- **Dostarczony materiał**:
● ● ● ●

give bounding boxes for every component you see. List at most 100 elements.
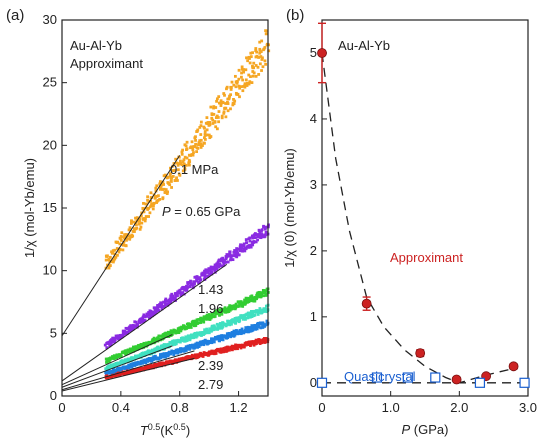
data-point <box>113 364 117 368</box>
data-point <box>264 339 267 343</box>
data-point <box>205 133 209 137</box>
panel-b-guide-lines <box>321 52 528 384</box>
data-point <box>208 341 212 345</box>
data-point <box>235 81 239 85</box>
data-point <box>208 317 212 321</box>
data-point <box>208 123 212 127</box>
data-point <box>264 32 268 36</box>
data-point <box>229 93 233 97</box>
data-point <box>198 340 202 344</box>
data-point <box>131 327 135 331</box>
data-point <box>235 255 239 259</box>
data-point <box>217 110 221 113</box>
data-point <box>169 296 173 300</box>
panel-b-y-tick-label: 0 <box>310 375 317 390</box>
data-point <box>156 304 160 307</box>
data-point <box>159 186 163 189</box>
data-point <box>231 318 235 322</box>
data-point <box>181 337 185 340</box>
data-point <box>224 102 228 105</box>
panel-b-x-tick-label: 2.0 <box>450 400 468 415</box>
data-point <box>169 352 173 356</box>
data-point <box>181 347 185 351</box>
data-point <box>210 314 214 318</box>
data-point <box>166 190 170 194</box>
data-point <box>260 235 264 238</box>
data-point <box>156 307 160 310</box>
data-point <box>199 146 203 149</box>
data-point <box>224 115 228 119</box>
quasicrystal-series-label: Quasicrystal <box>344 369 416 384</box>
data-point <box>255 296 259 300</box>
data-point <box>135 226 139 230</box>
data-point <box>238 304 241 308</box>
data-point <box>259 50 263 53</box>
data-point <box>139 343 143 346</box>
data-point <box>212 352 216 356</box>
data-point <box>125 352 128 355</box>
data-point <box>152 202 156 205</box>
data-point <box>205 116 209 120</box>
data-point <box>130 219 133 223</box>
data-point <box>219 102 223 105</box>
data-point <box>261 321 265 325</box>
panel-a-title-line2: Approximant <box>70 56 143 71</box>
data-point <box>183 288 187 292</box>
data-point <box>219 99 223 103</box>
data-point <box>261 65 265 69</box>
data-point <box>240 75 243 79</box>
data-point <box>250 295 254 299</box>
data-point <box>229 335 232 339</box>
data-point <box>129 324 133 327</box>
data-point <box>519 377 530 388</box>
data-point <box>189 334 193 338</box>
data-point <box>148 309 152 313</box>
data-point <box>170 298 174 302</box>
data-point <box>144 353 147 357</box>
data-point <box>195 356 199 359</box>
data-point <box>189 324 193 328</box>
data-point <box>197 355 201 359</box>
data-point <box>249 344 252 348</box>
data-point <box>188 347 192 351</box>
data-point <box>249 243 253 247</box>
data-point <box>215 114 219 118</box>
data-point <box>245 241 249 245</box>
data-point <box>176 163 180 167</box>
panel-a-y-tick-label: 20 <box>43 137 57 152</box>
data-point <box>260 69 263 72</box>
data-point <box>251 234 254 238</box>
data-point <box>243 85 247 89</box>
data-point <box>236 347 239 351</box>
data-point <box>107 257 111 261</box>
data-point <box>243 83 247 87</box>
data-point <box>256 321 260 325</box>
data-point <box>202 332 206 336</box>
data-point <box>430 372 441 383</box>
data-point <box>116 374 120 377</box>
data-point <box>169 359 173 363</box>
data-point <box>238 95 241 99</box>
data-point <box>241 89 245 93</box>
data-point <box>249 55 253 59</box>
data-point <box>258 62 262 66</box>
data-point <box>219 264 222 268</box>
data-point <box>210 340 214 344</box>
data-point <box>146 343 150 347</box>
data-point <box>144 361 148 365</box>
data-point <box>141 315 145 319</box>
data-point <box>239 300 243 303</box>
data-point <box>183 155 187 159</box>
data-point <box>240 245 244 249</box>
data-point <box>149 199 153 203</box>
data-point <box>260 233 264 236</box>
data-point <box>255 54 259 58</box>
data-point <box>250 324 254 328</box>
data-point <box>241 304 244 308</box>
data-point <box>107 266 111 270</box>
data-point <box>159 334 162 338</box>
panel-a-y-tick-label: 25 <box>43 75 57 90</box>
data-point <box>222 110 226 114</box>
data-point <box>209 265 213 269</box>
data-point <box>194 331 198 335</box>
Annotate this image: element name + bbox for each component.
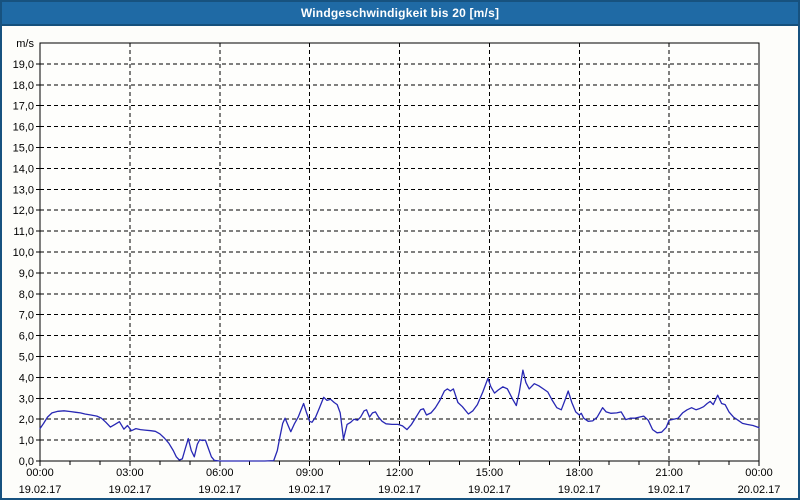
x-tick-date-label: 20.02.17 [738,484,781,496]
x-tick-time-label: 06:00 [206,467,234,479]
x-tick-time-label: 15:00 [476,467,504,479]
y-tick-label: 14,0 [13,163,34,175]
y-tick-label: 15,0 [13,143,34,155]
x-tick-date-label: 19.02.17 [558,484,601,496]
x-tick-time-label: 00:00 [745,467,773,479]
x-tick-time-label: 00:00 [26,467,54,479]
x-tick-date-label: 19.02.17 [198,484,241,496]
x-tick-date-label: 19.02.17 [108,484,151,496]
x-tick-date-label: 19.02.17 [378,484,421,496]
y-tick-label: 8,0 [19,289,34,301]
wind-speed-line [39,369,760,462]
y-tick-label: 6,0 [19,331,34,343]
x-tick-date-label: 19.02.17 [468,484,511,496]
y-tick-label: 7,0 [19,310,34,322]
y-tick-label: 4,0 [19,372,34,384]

● ● ● ●

- **Treść zadania**: Przepisz całe zestawienie, zamieniając każde wystąpienie "data-point" na "point" i nie zmieniając niczego poza tym. Obrazy pomiń.

- **Rozwiązanie**:
give bounding boxes for every component you see. List at most 100 elements.
point <box>113 364 117 368</box>
point <box>264 339 267 343</box>
point <box>205 133 209 137</box>
panel-b-guide-lines <box>321 52 528 384</box>
point <box>208 341 212 345</box>
point <box>235 81 239 85</box>
point <box>208 317 212 321</box>
point <box>208 123 212 127</box>
point <box>264 32 268 36</box>
point <box>229 93 233 97</box>
point <box>198 340 202 344</box>
point <box>131 327 135 331</box>
point <box>235 255 239 259</box>
point <box>217 110 221 113</box>
point <box>169 296 173 300</box>
panel-b-y-tick-label: 0 <box>310 375 317 390</box>
point <box>156 304 160 307</box>
point <box>159 186 163 189</box>
point <box>231 318 235 322</box>
point <box>181 337 185 340</box>
point <box>224 102 228 105</box>
panel-b-x-tick-label: 2.0 <box>450 400 468 415</box>
point <box>169 352 173 356</box>
point <box>181 347 185 351</box>
point <box>210 314 214 318</box>
point <box>166 190 170 194</box>
point <box>260 235 264 238</box>
point <box>156 307 160 310</box>
point <box>199 146 203 149</box>
point <box>224 115 228 119</box>
quasicrystal-series-label: Quasicrystal <box>344 369 416 384</box>
point <box>255 296 259 300</box>
point <box>135 226 139 230</box>
point <box>238 304 241 308</box>
point <box>259 50 263 53</box>
point <box>139 343 143 346</box>
point <box>212 352 216 356</box>
point <box>125 352 128 355</box>
point <box>152 202 156 205</box>
point <box>205 116 209 120</box>
point <box>130 219 133 223</box>
point <box>219 102 223 105</box>
point <box>261 321 265 325</box>
panel-a-title-line2: Approximant <box>70 56 143 71</box>
point <box>183 288 187 292</box>
point <box>219 99 223 103</box>
point <box>261 65 265 69</box>
point <box>240 75 243 79</box>
point <box>250 295 254 299</box>
point <box>229 335 232 339</box>
point <box>129 324 133 327</box>
point <box>519 377 530 388</box>
point <box>189 334 193 338</box>
point <box>148 309 152 313</box>
point <box>170 298 174 302</box>
point <box>144 353 147 357</box>
point <box>195 356 199 359</box>
point <box>189 324 193 328</box>
point <box>197 355 201 359</box>
point <box>249 344 252 348</box>
point <box>188 347 192 351</box>
point <box>249 243 253 247</box>
point <box>215 114 219 118</box>
point <box>245 241 249 245</box>
point <box>176 163 180 167</box>
panel-a-y-tick-label: 20 <box>43 137 57 152</box>
point <box>260 69 263 72</box>
point <box>251 234 254 238</box>
point <box>243 85 247 89</box>
point <box>236 347 239 351</box>
point <box>107 257 111 261</box>
point <box>243 83 247 87</box>
point <box>256 321 260 325</box>
point <box>202 332 206 336</box>
point <box>430 372 441 383</box>
point <box>116 374 120 377</box>
point <box>169 359 173 363</box>
point <box>238 95 241 99</box>
point <box>241 89 245 93</box>
point <box>249 55 253 59</box>
point <box>258 62 262 66</box>
point <box>219 264 222 268</box>
point <box>210 340 214 344</box>
point <box>146 343 150 347</box>
point <box>144 361 148 365</box>
point <box>141 315 145 319</box>
point <box>239 300 243 303</box>
point <box>183 155 187 159</box>
point <box>240 245 244 249</box>
point <box>149 199 153 203</box>
point <box>260 233 264 236</box>
point <box>255 54 259 58</box>
point <box>250 324 254 328</box>
point <box>241 304 244 308</box>
point <box>107 266 111 270</box>
point <box>159 334 162 338</box>
panel-a-y-tick-label: 25 <box>43 75 57 90</box>
point <box>222 110 226 114</box>
point <box>209 265 213 269</box>
point <box>194 331 198 335</box>
Annotate this image: element name + bbox for each component.
x-tick-date-label: 20.02.17 [738,484,781,496]
x-tick-time-label: 06:00 [206,467,234,479]
x-tick-time-label: 15:00 [476,467,504,479]
y-tick-label: 14,0 [13,163,34,175]
y-tick-label: 15,0 [13,143,34,155]
x-tick-date-label: 19.02.17 [558,484,601,496]
x-tick-time-label: 00:00 [745,467,773,479]
x-tick-time-label: 00:00 [26,467,54,479]
x-tick-date-label: 19.02.17 [198,484,241,496]
x-tick-date-label: 19.02.17 [108,484,151,496]
x-tick-date-label: 19.02.17 [378,484,421,496]
y-tick-label: 8,0 [19,289,34,301]
wind-speed-line [39,369,760,462]
y-tick-label: 6,0 [19,331,34,343]
x-tick-date-label: 19.02.17 [468,484,511,496]
y-tick-label: 7,0 [19,310,34,322]
y-tick-label: 4,0 [19,372,34,384]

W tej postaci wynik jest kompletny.